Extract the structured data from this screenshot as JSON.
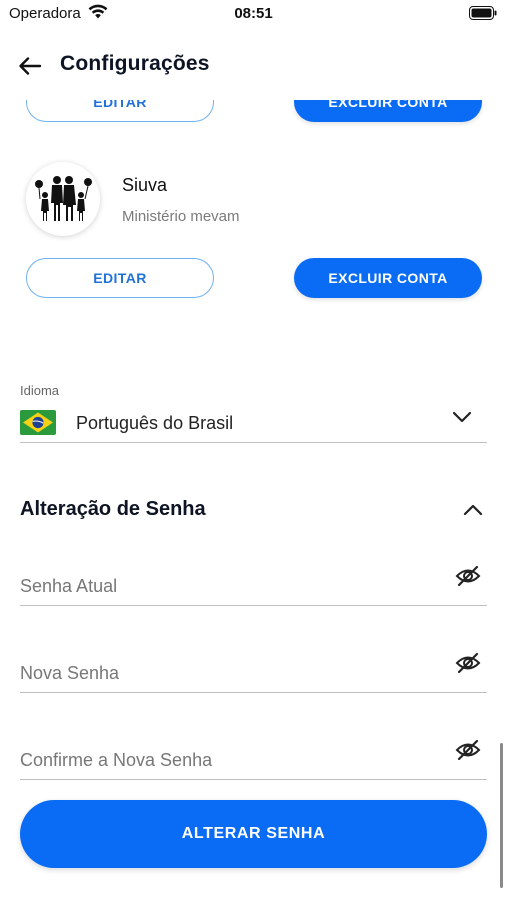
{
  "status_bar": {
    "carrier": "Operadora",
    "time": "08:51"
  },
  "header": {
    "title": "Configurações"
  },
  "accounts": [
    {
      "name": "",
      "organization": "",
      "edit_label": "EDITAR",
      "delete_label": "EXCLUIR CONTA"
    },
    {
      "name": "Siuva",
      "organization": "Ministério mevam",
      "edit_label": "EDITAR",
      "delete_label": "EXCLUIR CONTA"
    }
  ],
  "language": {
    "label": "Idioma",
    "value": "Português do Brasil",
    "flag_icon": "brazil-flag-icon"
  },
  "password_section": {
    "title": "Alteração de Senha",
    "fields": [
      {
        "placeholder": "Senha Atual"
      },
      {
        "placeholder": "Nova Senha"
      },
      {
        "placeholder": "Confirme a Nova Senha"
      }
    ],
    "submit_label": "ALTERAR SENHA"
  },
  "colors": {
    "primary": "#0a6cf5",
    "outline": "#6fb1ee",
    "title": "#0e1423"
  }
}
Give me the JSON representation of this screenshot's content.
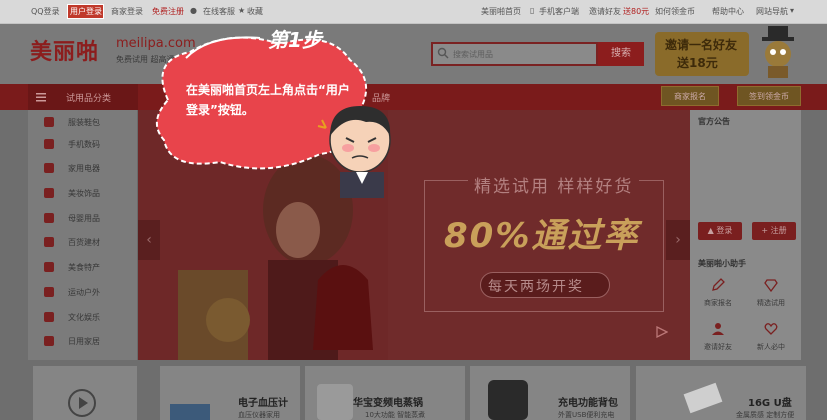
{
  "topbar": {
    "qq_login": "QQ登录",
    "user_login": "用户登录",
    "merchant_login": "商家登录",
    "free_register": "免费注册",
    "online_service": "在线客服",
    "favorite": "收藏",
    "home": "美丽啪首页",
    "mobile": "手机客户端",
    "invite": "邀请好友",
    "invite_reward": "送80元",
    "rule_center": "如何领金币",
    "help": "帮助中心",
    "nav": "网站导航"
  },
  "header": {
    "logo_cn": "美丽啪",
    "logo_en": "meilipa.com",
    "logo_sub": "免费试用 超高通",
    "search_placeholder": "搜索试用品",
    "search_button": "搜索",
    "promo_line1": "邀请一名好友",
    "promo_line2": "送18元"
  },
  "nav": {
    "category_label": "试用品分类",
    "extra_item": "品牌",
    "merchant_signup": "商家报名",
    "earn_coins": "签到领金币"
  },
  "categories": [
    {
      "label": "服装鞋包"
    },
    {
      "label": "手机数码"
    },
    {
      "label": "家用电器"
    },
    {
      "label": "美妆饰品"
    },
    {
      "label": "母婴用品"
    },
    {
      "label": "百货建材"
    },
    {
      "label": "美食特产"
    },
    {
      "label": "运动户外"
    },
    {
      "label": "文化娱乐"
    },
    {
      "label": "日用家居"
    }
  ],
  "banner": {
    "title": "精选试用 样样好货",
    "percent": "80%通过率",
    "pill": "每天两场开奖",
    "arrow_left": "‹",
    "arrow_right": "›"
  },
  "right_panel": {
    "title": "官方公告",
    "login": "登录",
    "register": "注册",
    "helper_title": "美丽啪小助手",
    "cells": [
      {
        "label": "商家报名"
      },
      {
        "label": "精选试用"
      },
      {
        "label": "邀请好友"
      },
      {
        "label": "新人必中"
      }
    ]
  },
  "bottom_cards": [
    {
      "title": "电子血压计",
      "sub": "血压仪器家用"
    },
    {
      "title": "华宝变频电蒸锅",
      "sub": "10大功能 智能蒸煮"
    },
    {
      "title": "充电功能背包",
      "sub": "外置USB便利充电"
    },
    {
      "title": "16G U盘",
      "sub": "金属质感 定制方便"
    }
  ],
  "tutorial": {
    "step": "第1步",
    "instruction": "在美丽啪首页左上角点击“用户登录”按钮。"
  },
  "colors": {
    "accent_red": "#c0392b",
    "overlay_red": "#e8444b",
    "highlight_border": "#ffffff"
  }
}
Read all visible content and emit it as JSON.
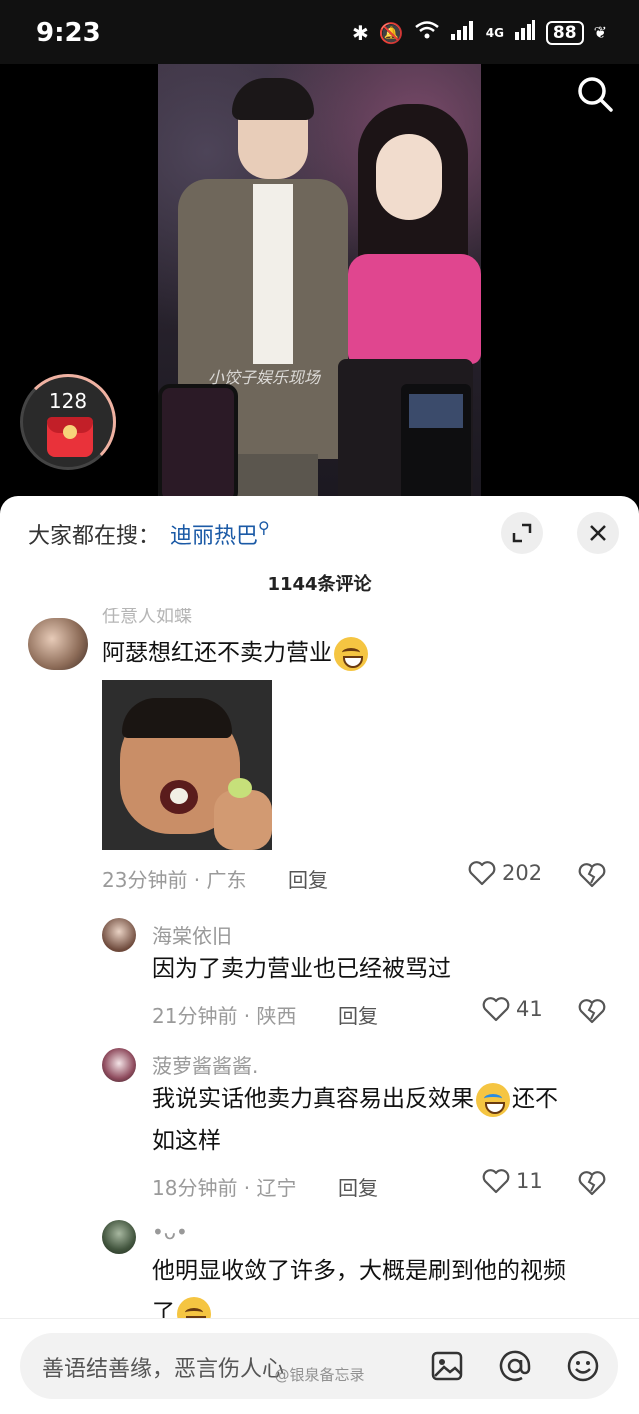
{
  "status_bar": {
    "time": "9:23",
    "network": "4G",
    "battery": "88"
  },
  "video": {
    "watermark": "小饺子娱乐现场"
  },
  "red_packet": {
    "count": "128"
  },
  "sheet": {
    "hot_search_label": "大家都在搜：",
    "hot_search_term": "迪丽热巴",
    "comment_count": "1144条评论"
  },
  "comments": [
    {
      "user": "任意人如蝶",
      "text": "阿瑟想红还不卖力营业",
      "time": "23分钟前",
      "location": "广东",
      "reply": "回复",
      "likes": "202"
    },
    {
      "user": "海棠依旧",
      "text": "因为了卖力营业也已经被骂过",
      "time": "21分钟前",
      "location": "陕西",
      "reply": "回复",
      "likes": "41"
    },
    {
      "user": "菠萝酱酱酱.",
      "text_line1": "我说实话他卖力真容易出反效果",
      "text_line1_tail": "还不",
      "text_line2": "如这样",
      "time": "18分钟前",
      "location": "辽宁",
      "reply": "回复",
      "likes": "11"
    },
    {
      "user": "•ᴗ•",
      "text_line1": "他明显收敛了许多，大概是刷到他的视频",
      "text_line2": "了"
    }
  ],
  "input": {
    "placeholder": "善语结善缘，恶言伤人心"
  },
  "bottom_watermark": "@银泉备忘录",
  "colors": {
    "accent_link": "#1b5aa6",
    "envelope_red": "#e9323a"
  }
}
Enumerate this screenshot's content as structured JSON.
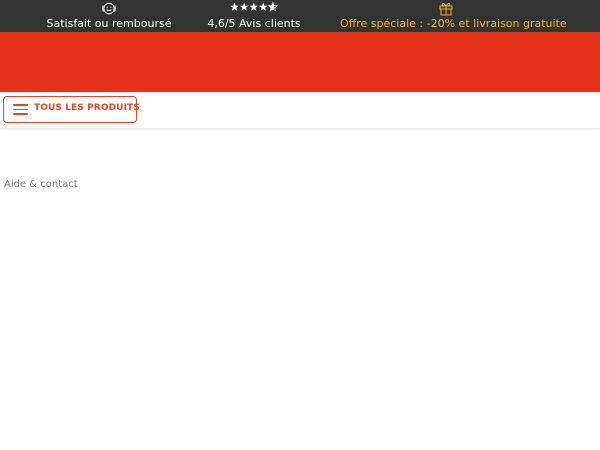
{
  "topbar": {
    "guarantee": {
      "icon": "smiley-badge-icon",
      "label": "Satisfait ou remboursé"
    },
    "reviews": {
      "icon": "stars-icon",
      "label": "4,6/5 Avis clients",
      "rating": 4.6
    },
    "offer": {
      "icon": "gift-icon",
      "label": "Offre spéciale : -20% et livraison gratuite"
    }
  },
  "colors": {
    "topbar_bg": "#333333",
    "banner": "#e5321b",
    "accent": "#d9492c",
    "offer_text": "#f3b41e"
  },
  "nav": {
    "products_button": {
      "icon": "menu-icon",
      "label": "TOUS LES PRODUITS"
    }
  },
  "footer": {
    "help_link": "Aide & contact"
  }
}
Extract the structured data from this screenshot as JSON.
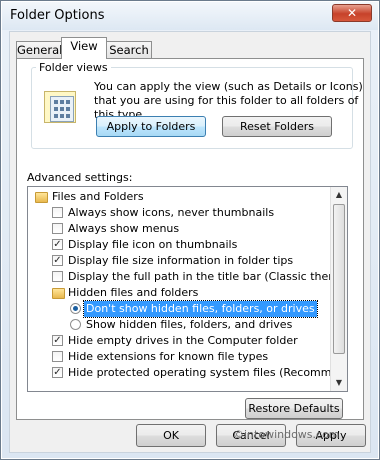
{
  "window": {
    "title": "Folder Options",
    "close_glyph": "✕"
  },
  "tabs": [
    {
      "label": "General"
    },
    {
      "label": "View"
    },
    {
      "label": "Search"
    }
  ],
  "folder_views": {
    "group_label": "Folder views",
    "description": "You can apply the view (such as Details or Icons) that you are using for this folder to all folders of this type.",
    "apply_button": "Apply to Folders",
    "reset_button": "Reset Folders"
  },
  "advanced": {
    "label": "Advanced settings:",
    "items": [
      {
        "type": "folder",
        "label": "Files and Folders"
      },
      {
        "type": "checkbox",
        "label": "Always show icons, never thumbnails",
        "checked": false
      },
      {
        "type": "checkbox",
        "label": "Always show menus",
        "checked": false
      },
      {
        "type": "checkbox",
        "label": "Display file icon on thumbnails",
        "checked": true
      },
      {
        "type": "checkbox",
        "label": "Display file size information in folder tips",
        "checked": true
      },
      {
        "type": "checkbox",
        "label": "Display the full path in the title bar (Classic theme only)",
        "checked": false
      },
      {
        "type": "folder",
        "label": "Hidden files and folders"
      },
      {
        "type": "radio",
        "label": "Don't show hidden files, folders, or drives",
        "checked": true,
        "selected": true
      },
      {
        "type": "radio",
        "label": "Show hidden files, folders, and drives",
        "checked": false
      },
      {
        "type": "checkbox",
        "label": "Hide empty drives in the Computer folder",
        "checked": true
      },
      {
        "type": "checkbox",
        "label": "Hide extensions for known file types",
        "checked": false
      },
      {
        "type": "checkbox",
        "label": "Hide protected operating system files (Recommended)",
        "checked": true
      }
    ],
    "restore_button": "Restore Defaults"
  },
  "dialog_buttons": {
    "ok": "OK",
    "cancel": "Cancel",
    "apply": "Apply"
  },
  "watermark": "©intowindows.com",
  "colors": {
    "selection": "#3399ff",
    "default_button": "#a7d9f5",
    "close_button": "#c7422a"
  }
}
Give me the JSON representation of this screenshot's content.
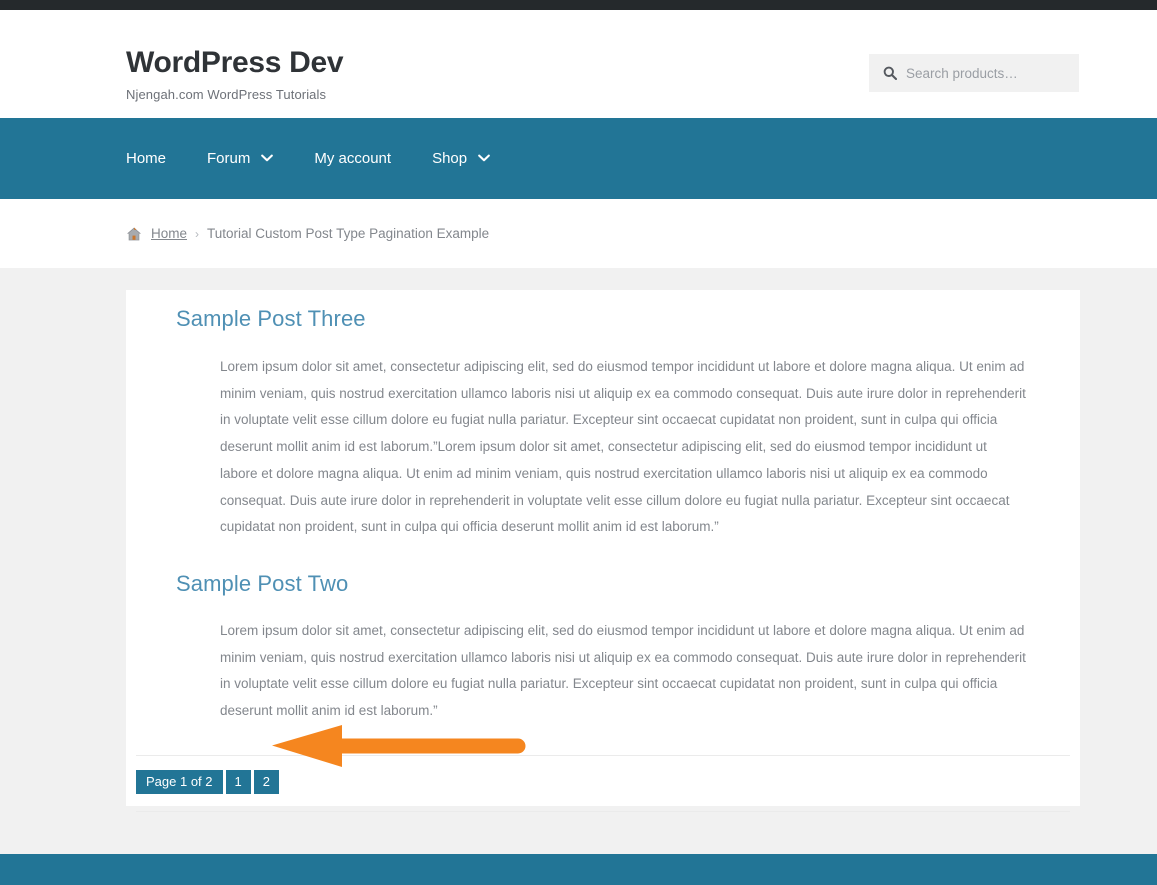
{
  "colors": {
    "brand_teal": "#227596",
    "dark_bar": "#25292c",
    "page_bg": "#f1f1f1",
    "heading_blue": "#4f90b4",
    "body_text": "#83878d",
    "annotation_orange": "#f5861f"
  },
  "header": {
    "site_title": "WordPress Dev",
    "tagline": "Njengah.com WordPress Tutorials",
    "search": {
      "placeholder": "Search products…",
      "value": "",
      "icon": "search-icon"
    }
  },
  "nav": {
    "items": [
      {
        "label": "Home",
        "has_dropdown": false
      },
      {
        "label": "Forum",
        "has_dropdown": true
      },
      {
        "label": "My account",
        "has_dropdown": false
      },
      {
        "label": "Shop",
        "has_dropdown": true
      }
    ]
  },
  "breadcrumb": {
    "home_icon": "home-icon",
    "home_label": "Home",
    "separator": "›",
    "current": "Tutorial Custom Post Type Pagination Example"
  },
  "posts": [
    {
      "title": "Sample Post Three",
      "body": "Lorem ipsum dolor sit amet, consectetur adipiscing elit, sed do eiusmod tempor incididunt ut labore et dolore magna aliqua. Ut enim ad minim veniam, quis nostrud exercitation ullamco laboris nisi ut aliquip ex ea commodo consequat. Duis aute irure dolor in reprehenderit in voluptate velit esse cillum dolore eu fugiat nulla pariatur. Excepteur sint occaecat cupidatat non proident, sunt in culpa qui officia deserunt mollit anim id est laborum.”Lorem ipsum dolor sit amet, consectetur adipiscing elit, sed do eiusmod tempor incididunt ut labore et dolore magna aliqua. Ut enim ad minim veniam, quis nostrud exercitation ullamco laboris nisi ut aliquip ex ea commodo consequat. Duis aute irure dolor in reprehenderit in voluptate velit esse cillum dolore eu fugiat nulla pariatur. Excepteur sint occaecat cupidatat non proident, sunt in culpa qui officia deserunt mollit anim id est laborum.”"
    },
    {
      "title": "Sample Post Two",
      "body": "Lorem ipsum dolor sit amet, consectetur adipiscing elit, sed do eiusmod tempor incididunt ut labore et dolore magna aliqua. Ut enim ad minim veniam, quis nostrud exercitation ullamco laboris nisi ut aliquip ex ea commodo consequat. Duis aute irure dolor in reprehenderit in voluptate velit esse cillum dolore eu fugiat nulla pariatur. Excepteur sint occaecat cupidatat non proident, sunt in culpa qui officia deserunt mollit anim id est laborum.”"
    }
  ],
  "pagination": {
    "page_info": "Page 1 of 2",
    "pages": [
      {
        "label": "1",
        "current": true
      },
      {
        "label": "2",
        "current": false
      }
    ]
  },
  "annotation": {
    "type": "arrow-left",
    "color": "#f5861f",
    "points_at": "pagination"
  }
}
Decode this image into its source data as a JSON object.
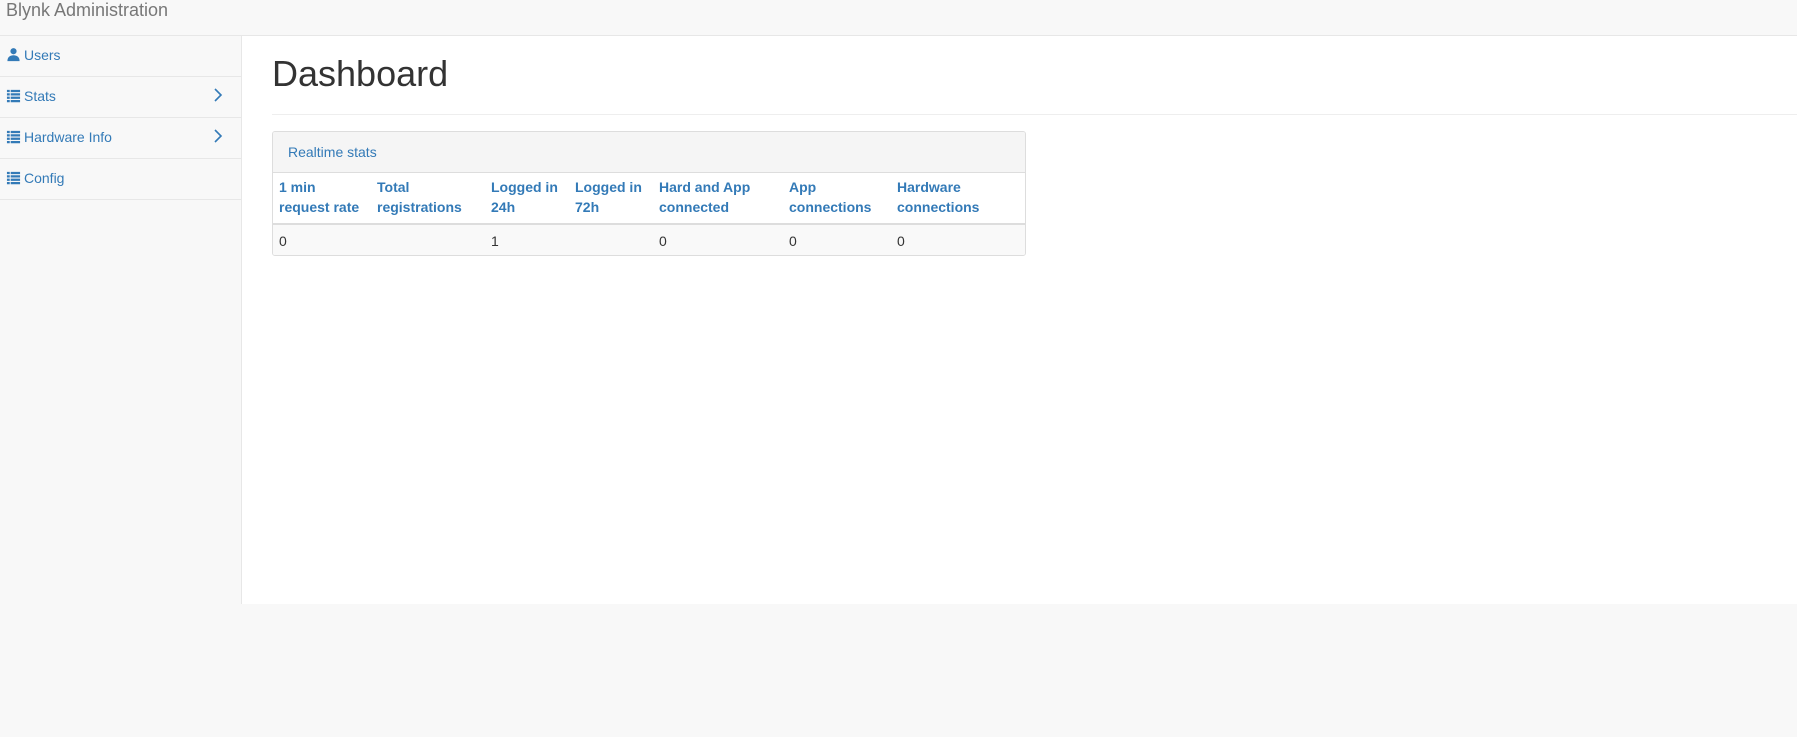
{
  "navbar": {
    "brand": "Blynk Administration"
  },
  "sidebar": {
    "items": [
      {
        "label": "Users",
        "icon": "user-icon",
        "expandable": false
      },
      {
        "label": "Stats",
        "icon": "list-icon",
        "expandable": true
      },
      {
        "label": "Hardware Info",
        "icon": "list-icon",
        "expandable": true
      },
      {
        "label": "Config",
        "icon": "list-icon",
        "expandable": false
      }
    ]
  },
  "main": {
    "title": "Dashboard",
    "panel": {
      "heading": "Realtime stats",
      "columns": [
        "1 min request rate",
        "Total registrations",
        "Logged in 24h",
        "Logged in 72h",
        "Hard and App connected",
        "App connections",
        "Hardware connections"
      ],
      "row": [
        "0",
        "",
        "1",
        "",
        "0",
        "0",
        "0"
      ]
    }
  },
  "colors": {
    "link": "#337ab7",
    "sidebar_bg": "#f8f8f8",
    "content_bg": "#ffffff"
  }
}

▶ JOB
Copy each line containing the word "Hide" from the data.

▶ EXERCISE ANSWER
        "label": "Hide empty drives in the Computer folder",
        "label": "Hide extensions for known file types",
        "label": "Hide protected operating system files (Recommended)",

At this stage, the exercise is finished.